Collected data
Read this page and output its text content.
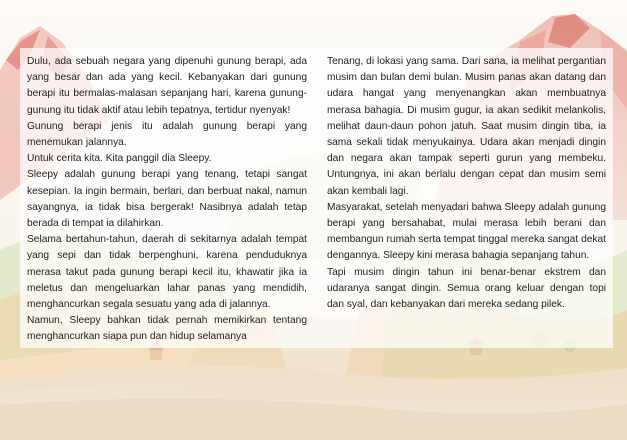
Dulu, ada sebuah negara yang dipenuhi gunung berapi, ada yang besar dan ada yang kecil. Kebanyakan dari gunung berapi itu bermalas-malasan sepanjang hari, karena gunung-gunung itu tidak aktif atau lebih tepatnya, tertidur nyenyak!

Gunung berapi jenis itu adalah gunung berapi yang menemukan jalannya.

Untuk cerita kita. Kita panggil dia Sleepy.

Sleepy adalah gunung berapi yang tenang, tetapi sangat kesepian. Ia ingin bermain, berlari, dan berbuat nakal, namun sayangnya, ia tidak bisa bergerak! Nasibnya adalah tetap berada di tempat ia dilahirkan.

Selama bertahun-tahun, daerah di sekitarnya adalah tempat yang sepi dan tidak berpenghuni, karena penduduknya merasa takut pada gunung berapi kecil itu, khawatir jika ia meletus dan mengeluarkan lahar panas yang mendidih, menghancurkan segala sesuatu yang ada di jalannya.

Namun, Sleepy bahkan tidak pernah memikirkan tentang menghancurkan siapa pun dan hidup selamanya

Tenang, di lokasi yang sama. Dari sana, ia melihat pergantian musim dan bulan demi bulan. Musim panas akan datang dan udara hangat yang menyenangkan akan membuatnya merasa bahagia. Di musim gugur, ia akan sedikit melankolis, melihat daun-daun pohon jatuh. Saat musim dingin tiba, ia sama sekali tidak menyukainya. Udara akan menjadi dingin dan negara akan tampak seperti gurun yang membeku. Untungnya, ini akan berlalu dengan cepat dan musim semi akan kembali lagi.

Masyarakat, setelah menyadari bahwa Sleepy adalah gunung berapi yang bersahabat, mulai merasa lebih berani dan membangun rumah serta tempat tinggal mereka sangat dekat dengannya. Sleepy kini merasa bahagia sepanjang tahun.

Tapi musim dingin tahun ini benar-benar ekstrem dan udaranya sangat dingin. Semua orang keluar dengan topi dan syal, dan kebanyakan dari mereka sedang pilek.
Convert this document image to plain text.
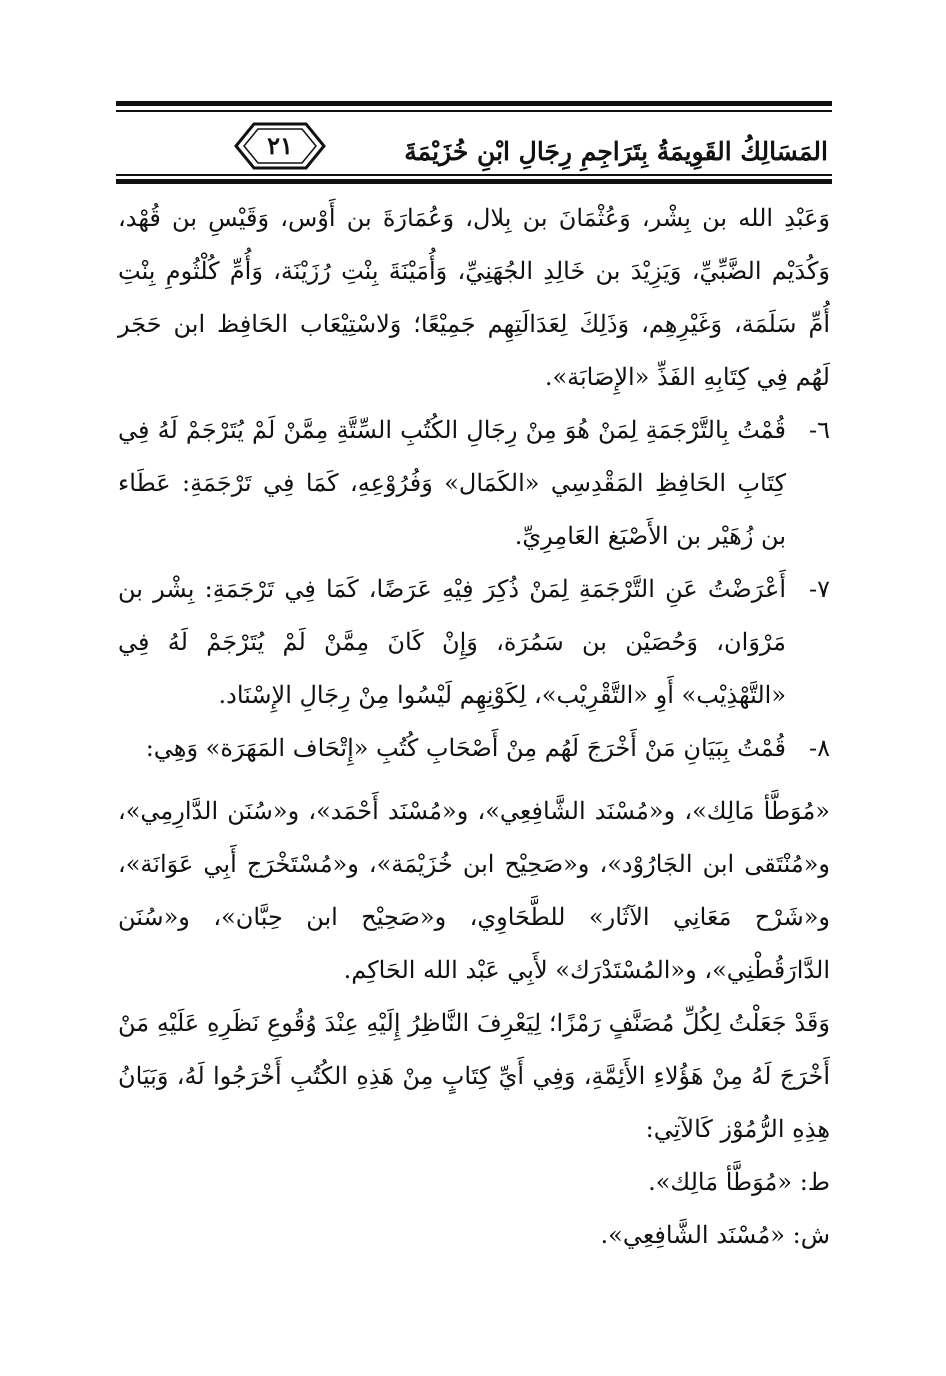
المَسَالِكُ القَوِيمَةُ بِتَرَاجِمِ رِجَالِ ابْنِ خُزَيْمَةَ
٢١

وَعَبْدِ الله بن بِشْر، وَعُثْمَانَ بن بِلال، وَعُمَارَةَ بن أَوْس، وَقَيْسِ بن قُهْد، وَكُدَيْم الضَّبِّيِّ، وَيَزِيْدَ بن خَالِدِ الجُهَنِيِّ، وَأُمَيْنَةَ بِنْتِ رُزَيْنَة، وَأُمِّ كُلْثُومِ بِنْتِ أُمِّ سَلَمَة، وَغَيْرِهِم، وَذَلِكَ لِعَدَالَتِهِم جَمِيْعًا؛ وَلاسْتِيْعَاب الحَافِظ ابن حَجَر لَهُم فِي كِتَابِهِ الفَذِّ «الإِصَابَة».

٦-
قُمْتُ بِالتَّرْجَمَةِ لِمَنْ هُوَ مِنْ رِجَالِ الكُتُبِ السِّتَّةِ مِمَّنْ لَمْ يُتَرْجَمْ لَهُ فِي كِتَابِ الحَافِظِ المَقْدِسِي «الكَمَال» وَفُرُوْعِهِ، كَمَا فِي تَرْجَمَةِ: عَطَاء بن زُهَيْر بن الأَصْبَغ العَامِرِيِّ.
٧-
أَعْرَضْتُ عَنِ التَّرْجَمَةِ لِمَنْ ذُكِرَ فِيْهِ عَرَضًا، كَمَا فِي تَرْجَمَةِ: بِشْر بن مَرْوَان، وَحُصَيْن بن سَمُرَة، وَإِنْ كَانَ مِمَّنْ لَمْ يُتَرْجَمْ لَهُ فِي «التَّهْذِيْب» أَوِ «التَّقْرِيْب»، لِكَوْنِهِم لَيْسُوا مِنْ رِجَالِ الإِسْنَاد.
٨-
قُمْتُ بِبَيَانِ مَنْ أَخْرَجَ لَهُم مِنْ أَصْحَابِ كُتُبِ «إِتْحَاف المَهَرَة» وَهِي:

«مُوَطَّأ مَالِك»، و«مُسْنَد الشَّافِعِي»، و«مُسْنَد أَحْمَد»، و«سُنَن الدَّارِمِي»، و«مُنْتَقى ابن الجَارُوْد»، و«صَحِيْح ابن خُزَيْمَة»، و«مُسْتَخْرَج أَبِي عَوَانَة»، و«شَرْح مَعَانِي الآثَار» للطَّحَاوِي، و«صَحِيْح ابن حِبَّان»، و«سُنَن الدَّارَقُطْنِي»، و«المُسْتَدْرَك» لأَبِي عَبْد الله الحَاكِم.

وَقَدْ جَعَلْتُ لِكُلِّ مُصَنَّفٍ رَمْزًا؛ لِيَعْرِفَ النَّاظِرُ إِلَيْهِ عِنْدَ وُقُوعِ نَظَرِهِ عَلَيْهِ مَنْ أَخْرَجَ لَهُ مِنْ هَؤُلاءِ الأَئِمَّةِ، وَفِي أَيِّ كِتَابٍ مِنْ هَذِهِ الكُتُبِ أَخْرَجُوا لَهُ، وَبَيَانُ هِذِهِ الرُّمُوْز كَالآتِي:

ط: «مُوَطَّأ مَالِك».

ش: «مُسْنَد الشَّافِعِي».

YOUR OBJECTIVE: Without including any picture, retype the entries exactly.

EXERCISE RESULT:
Read this page and output its text content.
Dulu, ada sebuah negara yang dipenuhi gunung berapi, ada yang besar dan ada yang kecil. Kebanyakan dari gunung berapi itu bermalas-malasan sepanjang hari, karena gunung-gunung itu tidak aktif atau lebih tepatnya, tertidur nyenyak!

Gunung berapi jenis itu adalah gunung berapi yang menemukan jalannya.

Untuk cerita kita. Kita panggil dia Sleepy.

Sleepy adalah gunung berapi yang tenang, tetapi sangat kesepian. Ia ingin bermain, berlari, dan berbuat nakal, namun sayangnya, ia tidak bisa bergerak! Nasibnya adalah tetap berada di tempat ia dilahirkan.

Selama bertahun-tahun, daerah di sekitarnya adalah tempat yang sepi dan tidak berpenghuni, karena penduduknya merasa takut pada gunung berapi kecil itu, khawatir jika ia meletus dan mengeluarkan lahar panas yang mendidih, menghancurkan segala sesuatu yang ada di jalannya.

Namun, Sleepy bahkan tidak pernah memikirkan tentang menghancurkan siapa pun dan hidup selamanya

Tenang, di lokasi yang sama. Dari sana, ia melihat pergantian musim dan bulan demi bulan. Musim panas akan datang dan udara hangat yang menyenangkan akan membuatnya merasa bahagia. Di musim gugur, ia akan sedikit melankolis, melihat daun-daun pohon jatuh. Saat musim dingin tiba, ia sama sekali tidak menyukainya. Udara akan menjadi dingin dan negara akan tampak seperti gurun yang membeku. Untungnya, ini akan berlalu dengan cepat dan musim semi akan kembali lagi.

Masyarakat, setelah menyadari bahwa Sleepy adalah gunung berapi yang bersahabat, mulai merasa lebih berani dan membangun rumah serta tempat tinggal mereka sangat dekat dengannya. Sleepy kini merasa bahagia sepanjang tahun.

Tapi musim dingin tahun ini benar-benar ekstrem dan udaranya sangat dingin. Semua orang keluar dengan topi dan syal, dan kebanyakan dari mereka sedang pilek.
Convert this document image to plain text.
المَسَالِكُ القَوِيمَةُ بِتَرَاجِمِ رِجَالِ ابْنِ خُزَيْمَةَ
٢١

وَعَبْدِ الله بن بِشْر، وَعُثْمَانَ بن بِلال، وَعُمَارَةَ بن أَوْس، وَقَيْسِ بن قُهْد، وَكُدَيْم الضَّبِّيِّ، وَيَزِيْدَ بن خَالِدِ الجُهَنِيِّ، وَأُمَيْنَةَ بِنْتِ رُزَيْنَة، وَأُمِّ كُلْثُومِ بِنْتِ أُمِّ سَلَمَة، وَغَيْرِهِم، وَذَلِكَ لِعَدَالَتِهِم جَمِيْعًا؛ وَلاسْتِيْعَاب الحَافِظ ابن حَجَر لَهُم فِي كِتَابِهِ الفَذِّ «الإِصَابَة».

٦-
قُمْتُ بِالتَّرْجَمَةِ لِمَنْ هُوَ مِنْ رِجَالِ الكُتُبِ السِّتَّةِ مِمَّنْ لَمْ يُتَرْجَمْ لَهُ فِي كِتَابِ الحَافِظِ المَقْدِسِي «الكَمَال» وَفُرُوْعِهِ، كَمَا فِي تَرْجَمَةِ: عَطَاء بن زُهَيْر بن الأَصْبَغ العَامِرِيِّ.
٧-
أَعْرَضْتُ عَنِ التَّرْجَمَةِ لِمَنْ ذُكِرَ فِيْهِ عَرَضًا، كَمَا فِي تَرْجَمَةِ: بِشْر بن مَرْوَان، وَحُصَيْن بن سَمُرَة، وَإِنْ كَانَ مِمَّنْ لَمْ يُتَرْجَمْ لَهُ فِي «التَّهْذِيْب» أَوِ «التَّقْرِيْب»، لِكَوْنِهِم لَيْسُوا مِنْ رِجَالِ الإِسْنَاد.
٨-
قُمْتُ بِبَيَانِ مَنْ أَخْرَجَ لَهُم مِنْ أَصْحَابِ كُتُبِ «إِتْحَاف المَهَرَة» وَهِي:

«مُوَطَّأ مَالِك»، و«مُسْنَد الشَّافِعِي»، و«مُسْنَد أَحْمَد»، و«سُنَن الدَّارِمِي»، و«مُنْتَقى ابن الجَارُوْد»، و«صَحِيْح ابن خُزَيْمَة»، و«مُسْتَخْرَج أَبِي عَوَانَة»، و«شَرْح مَعَانِي الآثَار» للطَّحَاوِي، و«صَحِيْح ابن حِبَّان»، و«سُنَن الدَّارَقُطْنِي»، و«المُسْتَدْرَك» لأَبِي عَبْد الله الحَاكِم.

وَقَدْ جَعَلْتُ لِكُلِّ مُصَنَّفٍ رَمْزًا؛ لِيَعْرِفَ النَّاظِرُ إِلَيْهِ عِنْدَ وُقُوعِ نَظَرِهِ عَلَيْهِ مَنْ أَخْرَجَ لَهُ مِنْ هَؤُلاءِ الأَئِمَّةِ، وَفِي أَيِّ كِتَابٍ مِنْ هَذِهِ الكُتُبِ أَخْرَجُوا لَهُ، وَبَيَانُ هِذِهِ الرُّمُوْز كَالآتِي:

ط: «مُوَطَّأ مَالِك».

ش: «مُسْنَد الشَّافِعِي».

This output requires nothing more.